**EXERCISE OBJECTIVE:** Copy each line below without leaving any out.

**EXCERPTED RECORDS:**
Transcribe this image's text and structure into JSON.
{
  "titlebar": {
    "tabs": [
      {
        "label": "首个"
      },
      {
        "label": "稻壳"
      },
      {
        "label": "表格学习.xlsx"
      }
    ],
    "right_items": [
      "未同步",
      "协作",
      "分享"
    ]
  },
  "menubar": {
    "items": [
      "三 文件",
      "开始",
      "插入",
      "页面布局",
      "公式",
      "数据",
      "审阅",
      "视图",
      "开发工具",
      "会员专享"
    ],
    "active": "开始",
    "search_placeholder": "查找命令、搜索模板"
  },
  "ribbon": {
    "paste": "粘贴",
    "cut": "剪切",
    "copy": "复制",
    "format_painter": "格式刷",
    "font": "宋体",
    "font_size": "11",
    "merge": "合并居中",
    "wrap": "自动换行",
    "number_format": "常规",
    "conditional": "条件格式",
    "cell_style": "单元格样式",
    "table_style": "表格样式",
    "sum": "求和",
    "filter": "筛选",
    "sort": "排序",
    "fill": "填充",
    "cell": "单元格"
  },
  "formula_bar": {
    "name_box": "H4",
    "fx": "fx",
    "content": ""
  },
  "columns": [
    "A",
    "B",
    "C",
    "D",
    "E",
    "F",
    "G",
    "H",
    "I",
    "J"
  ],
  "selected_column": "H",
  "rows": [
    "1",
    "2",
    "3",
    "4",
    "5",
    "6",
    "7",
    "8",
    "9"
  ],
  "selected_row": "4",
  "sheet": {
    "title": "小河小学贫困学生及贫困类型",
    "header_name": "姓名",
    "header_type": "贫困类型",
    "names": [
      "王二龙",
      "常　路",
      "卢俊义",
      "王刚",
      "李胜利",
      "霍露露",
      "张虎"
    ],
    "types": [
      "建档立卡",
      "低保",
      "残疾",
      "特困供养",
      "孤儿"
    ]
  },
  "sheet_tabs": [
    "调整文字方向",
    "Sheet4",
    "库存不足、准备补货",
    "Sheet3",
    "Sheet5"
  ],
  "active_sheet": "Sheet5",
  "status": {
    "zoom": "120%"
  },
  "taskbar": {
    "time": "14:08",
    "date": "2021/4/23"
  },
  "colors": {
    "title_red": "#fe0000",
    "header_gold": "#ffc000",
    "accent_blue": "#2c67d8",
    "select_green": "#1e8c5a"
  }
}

**FULL RESPONSE:**
Transcribe this image's text and structure into JSON.
{
  "titlebar": {
    "tabs": [
      {
        "label": "首个"
      },
      {
        "label": "稻壳"
      },
      {
        "label": "表格学习.xlsx"
      }
    ],
    "right_items": [
      "未同步",
      "协作",
      "分享"
    ]
  },
  "menubar": {
    "items": [
      "三 文件",
      "开始",
      "插入",
      "页面布局",
      "公式",
      "数据",
      "审阅",
      "视图",
      "开发工具",
      "会员专享"
    ],
    "active": "开始",
    "search_placeholder": "查找命令、搜索模板"
  },
  "ribbon": {
    "paste": "粘贴",
    "cut": "剪切",
    "copy": "复制",
    "format_painter": "格式刷",
    "font": "宋体",
    "font_size": "11",
    "merge": "合并居中",
    "wrap": "自动换行",
    "number_format": "常规",
    "conditional": "条件格式",
    "cell_style": "单元格样式",
    "table_style": "表格样式",
    "sum": "求和",
    "filter": "筛选",
    "sort": "排序",
    "fill": "填充",
    "cell": "单元格"
  },
  "formula_bar": {
    "name_box": "H4",
    "fx": "fx",
    "content": ""
  },
  "columns": [
    "A",
    "B",
    "C",
    "D",
    "E",
    "F",
    "G",
    "H",
    "I",
    "J"
  ],
  "selected_column": "H",
  "rows": [
    "1",
    "2",
    "3",
    "4",
    "5",
    "6",
    "7",
    "8",
    "9"
  ],
  "selected_row": "4",
  "sheet": {
    "title": "小河小学贫困学生及贫困类型",
    "header_name": "姓名",
    "header_type": "贫困类型",
    "names": [
      "王二龙",
      "常　路",
      "卢俊义",
      "王刚",
      "李胜利",
      "霍露露",
      "张虎"
    ],
    "types": [
      "建档立卡",
      "低保",
      "残疾",
      "特困供养",
      "孤儿"
    ]
  },
  "sheet_tabs": [
    "调整文字方向",
    "Sheet4",
    "库存不足、准备补货",
    "Sheet3",
    "Sheet5"
  ],
  "active_sheet": "Sheet5",
  "status": {
    "zoom": "120%"
  },
  "taskbar": {
    "time": "14:08",
    "date": "2021/4/23"
  },
  "colors": {
    "title_red": "#fe0000",
    "header_gold": "#ffc000",
    "accent_blue": "#2c67d8",
    "select_green": "#1e8c5a"
  }
}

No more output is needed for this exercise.